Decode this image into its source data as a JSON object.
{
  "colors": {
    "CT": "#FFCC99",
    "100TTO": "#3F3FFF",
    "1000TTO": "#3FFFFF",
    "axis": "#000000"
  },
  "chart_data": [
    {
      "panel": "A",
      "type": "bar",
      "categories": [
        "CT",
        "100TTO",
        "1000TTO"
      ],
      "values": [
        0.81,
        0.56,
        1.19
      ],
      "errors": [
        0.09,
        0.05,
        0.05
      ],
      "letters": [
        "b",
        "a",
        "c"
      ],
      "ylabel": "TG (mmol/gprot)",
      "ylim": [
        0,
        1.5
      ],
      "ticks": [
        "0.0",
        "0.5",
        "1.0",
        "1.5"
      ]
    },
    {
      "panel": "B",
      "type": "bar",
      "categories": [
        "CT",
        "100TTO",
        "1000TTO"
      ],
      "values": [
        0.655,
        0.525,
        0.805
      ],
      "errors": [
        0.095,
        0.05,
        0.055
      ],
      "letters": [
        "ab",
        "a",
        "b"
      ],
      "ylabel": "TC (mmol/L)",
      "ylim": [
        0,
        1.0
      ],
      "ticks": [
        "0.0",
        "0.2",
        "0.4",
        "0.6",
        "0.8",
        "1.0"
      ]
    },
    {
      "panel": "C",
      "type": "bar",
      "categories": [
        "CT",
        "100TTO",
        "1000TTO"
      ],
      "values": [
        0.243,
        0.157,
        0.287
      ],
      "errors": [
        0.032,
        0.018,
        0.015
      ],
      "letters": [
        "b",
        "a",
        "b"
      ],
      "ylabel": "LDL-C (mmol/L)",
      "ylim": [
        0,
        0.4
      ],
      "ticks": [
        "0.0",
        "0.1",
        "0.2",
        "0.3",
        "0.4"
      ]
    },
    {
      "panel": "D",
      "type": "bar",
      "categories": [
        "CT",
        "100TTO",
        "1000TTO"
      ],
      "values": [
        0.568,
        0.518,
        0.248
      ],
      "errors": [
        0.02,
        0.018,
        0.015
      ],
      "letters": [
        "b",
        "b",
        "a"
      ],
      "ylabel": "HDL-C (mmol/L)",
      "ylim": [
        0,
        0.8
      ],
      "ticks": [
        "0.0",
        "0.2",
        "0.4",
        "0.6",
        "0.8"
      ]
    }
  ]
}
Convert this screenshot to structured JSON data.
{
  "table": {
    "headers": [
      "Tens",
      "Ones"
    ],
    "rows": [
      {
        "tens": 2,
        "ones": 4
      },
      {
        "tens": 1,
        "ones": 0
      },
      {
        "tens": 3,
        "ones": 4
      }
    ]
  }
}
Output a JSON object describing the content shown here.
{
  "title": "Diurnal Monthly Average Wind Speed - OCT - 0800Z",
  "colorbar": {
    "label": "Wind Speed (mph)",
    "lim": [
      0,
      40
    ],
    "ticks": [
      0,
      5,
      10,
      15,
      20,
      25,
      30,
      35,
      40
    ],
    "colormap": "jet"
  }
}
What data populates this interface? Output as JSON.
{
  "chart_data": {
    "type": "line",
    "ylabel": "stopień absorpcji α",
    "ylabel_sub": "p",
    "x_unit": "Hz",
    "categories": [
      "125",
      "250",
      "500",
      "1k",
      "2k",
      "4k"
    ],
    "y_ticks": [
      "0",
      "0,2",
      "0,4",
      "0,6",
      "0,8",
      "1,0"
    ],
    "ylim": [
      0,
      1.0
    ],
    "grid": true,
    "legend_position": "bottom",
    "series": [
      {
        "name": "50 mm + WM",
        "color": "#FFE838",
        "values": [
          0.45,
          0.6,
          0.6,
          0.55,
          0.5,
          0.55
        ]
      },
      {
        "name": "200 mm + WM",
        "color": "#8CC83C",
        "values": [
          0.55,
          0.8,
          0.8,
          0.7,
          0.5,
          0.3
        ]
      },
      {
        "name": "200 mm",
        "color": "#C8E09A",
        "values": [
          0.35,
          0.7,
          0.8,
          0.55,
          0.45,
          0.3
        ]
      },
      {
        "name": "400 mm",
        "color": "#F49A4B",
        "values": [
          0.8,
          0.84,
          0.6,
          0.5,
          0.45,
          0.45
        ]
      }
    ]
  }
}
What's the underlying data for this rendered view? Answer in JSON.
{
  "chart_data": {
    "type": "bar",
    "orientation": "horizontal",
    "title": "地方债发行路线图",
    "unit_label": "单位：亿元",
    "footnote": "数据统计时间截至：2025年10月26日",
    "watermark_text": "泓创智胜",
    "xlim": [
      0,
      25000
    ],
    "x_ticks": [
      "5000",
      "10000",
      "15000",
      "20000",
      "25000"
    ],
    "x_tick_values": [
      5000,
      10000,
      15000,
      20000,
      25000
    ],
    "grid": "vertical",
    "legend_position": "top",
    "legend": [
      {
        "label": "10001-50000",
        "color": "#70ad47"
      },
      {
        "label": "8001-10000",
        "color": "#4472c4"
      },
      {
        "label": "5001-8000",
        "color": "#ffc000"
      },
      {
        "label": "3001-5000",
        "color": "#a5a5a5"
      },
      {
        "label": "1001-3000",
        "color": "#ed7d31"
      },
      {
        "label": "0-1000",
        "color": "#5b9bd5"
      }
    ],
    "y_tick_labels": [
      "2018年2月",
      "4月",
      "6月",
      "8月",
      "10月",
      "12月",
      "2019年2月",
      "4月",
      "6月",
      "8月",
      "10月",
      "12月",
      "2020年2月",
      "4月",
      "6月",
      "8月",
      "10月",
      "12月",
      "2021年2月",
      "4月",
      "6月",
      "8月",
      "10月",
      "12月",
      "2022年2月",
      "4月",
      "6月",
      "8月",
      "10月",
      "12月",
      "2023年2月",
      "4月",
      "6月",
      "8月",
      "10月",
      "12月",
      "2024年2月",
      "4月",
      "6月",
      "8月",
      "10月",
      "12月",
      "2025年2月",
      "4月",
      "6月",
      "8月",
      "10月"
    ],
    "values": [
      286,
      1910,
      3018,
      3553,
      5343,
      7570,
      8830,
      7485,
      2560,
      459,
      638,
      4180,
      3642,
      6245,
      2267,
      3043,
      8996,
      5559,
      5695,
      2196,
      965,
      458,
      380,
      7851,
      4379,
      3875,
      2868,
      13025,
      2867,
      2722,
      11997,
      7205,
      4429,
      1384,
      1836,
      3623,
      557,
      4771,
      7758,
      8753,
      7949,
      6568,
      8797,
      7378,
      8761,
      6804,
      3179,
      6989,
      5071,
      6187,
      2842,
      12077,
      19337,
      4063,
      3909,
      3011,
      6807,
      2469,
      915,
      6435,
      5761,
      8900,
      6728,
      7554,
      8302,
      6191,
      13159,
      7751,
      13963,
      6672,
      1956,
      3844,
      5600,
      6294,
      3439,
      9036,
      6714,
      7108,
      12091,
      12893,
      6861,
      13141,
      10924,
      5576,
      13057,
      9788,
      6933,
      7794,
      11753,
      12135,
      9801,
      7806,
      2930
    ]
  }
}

══════════

◆ **What you are asked to do**
Reproduce the data in full, exactly as presented.

◆ **Task solution**
Decode this image into its source data as a JSON object.
{
  "colors": {
    "CT": "#FFCC99",
    "100TTO": "#3F3FFF",
    "1000TTO": "#3FFFFF",
    "axis": "#000000"
  },
  "chart_data": [
    {
      "panel": "A",
      "type": "bar",
      "categories": [
        "CT",
        "100TTO",
        "1000TTO"
      ],
      "values": [
        0.81,
        0.56,
        1.19
      ],
      "errors": [
        0.09,
        0.05,
        0.05
      ],
      "letters": [
        "b",
        "a",
        "c"
      ],
      "ylabel": "TG (mmol/gprot)",
      "ylim": [
        0,
        1.5
      ],
      "ticks": [
        "0.0",
        "0.5",
        "1.0",
        "1.5"
      ]
    },
    {
      "panel": "B",
      "type": "bar",
      "categories": [
        "CT",
        "100TTO",
        "1000TTO"
      ],
      "values": [
        0.655,
        0.525,
        0.805
      ],
      "errors": [
        0.095,
        0.05,
        0.055
      ],
      "letters": [
        "ab",
        "a",
        "b"
      ],
      "ylabel": "TC (mmol/L)",
      "ylim": [
        0,
        1.0
      ],
      "ticks": [
        "0.0",
        "0.2",
        "0.4",
        "0.6",
        "0.8",
        "1.0"
      ]
    },
    {
      "panel": "C",
      "type": "bar",
      "categories": [
        "CT",
        "100TTO",
        "1000TTO"
      ],
      "values": [
        0.243,
        0.157,
        0.287
      ],
      "errors": [
        0.032,
        0.018,
        0.015
      ],
      "letters": [
        "b",
        "a",
        "b"
      ],
      "ylabel": "LDL-C (mmol/L)",
      "ylim": [
        0,
        0.4
      ],
      "ticks": [
        "0.0",
        "0.1",
        "0.2",
        "0.3",
        "0.4"
      ]
    },
    {
      "panel": "D",
      "type": "bar",
      "categories": [
        "CT",
        "100TTO",
        "1000TTO"
      ],
      "values": [
        0.568,
        0.518,
        0.248
      ],
      "errors": [
        0.02,
        0.018,
        0.015
      ],
      "letters": [
        "b",
        "b",
        "a"
      ],
      "ylabel": "HDL-C (mmol/L)",
      "ylim": [
        0,
        0.8
      ],
      "ticks": [
        "0.0",
        "0.2",
        "0.4",
        "0.6",
        "0.8"
      ]
    }
  ]
}
Convert this screenshot to structured JSON data.
{
  "table": {
    "headers": [
      "Tens",
      "Ones"
    ],
    "rows": [
      {
        "tens": 2,
        "ones": 4
      },
      {
        "tens": 1,
        "ones": 0
      },
      {
        "tens": 3,
        "ones": 4
      }
    ]
  }
}
Output a JSON object describing the content shown here.
{
  "title": "Diurnal Monthly Average Wind Speed - OCT - 0800Z",
  "colorbar": {
    "label": "Wind Speed (mph)",
    "lim": [
      0,
      40
    ],
    "ticks": [
      0,
      5,
      10,
      15,
      20,
      25,
      30,
      35,
      40
    ],
    "colormap": "jet"
  }
}
What data populates this interface? Output as JSON.
{
  "chart_data": {
    "type": "line",
    "ylabel": "stopień absorpcji α",
    "ylabel_sub": "p",
    "x_unit": "Hz",
    "categories": [
      "125",
      "250",
      "500",
      "1k",
      "2k",
      "4k"
    ],
    "y_ticks": [
      "0",
      "0,2",
      "0,4",
      "0,6",
      "0,8",
      "1,0"
    ],
    "ylim": [
      0,
      1.0
    ],
    "grid": true,
    "legend_position": "bottom",
    "series": [
      {
        "name": "50 mm + WM",
        "color": "#FFE838",
        "values": [
          0.45,
          0.6,
          0.6,
          0.55,
          0.5,
          0.55
        ]
      },
      {
        "name": "200 mm + WM",
        "color": "#8CC83C",
        "values": [
          0.55,
          0.8,
          0.8,
          0.7,
          0.5,
          0.3
        ]
      },
      {
        "name": "200 mm",
        "color": "#C8E09A",
        "values": [
          0.35,
          0.7,
          0.8,
          0.55,
          0.45,
          0.3
        ]
      },
      {
        "name": "400 mm",
        "color": "#F49A4B",
        "values": [
          0.8,
          0.84,
          0.6,
          0.5,
          0.45,
          0.45
        ]
      }
    ]
  }
}
What's the underlying data for this rendered view? Answer in JSON.
{
  "chart_data": {
    "type": "bar",
    "orientation": "horizontal",
    "title": "地方债发行路线图",
    "unit_label": "单位：亿元",
    "footnote": "数据统计时间截至：2025年10月26日",
    "watermark_text": "泓创智胜",
    "xlim": [
      0,
      25000
    ],
    "x_ticks": [
      "5000",
      "10000",
      "15000",
      "20000",
      "25000"
    ],
    "x_tick_values": [
      5000,
      10000,
      15000,
      20000,
      25000
    ],
    "grid": "vertical",
    "legend_position": "top",
    "legend": [
      {
        "label": "10001-50000",
        "color": "#70ad47"
      },
      {
        "label": "8001-10000",
        "color": "#4472c4"
      },
      {
        "label": "5001-8000",
        "color": "#ffc000"
      },
      {
        "label": "3001-5000",
        "color": "#a5a5a5"
      },
      {
        "label": "1001-3000",
        "color": "#ed7d31"
      },
      {
        "label": "0-1000",
        "color": "#5b9bd5"
      }
    ],
    "y_tick_labels": [
      "2018年2月",
      "4月",
      "6月",
      "8月",
      "10月",
      "12月",
      "2019年2月",
      "4月",
      "6月",
      "8月",
      "10月",
      "12月",
      "2020年2月",
      "4月",
      "6月",
      "8月",
      "10月",
      "12月",
      "2021年2月",
      "4月",
      "6月",
      "8月",
      "10月",
      "12月",
      "2022年2月",
      "4月",
      "6月",
      "8月",
      "10月",
      "12月",
      "2023年2月",
      "4月",
      "6月",
      "8月",
      "10月",
      "12月",
      "2024年2月",
      "4月",
      "6月",
      "8月",
      "10月",
      "12月",
      "2025年2月",
      "4月",
      "6月",
      "8月",
      "10月"
    ],
    "values": [
      286,
      1910,
      3018,
      3553,
      5343,
      7570,
      8830,
      7485,
      2560,
      459,
      638,
      4180,
      3642,
      6245,
      2267,
      3043,
      8996,
      5559,
      5695,
      2196,
      965,
      458,
      380,
      7851,
      4379,
      3875,
      2868,
      13025,
      2867,
      2722,
      11997,
      7205,
      4429,
      1384,
      1836,
      3623,
      557,
      4771,
      7758,
      8753,
      7949,
      6568,
      8797,
      7378,
      8761,
      6804,
      3179,
      6989,
      5071,
      6187,
      2842,
      12077,
      19337,
      4063,
      3909,
      3011,
      6807,
      2469,
      915,
      6435,
      5761,
      8900,
      6728,
      7554,
      8302,
      6191,
      13159,
      7751,
      13963,
      6672,
      1956,
      3844,
      5600,
      6294,
      3439,
      9036,
      6714,
      7108,
      12091,
      12893,
      6861,
      13141,
      10924,
      5576,
      13057,
      9788,
      6933,
      7794,
      11753,
      12135,
      9801,
      7806,
      2930
    ]
  }
}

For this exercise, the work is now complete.